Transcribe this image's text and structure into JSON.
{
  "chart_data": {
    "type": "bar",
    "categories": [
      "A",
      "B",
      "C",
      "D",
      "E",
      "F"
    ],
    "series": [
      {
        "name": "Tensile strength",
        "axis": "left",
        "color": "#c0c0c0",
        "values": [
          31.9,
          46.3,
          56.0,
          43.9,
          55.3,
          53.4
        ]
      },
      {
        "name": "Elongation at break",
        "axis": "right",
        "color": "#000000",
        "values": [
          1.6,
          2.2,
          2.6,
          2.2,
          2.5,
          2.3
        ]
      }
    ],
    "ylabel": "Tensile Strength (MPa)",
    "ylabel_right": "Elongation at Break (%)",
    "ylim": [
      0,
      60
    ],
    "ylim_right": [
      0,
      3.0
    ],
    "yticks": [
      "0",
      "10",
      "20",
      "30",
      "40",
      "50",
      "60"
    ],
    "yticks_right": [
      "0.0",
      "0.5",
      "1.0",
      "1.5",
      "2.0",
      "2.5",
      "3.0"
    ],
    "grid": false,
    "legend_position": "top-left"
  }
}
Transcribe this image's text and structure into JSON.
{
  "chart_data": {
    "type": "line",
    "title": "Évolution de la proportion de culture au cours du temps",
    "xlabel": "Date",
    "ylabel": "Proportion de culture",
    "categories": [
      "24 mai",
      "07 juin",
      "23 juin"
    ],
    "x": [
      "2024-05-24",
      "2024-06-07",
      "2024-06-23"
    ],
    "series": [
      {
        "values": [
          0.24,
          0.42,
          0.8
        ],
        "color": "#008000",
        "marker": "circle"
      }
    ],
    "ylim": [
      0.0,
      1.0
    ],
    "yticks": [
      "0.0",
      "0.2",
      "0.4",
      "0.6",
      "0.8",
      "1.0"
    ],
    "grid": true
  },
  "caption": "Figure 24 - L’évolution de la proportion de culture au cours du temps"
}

────────────────────────────────────────

* [Task brief] Examine the records and pull out every line where the string "name" occurs.

* [Result]
        "name": "Tensile strength",
        "name": "Elongation at break",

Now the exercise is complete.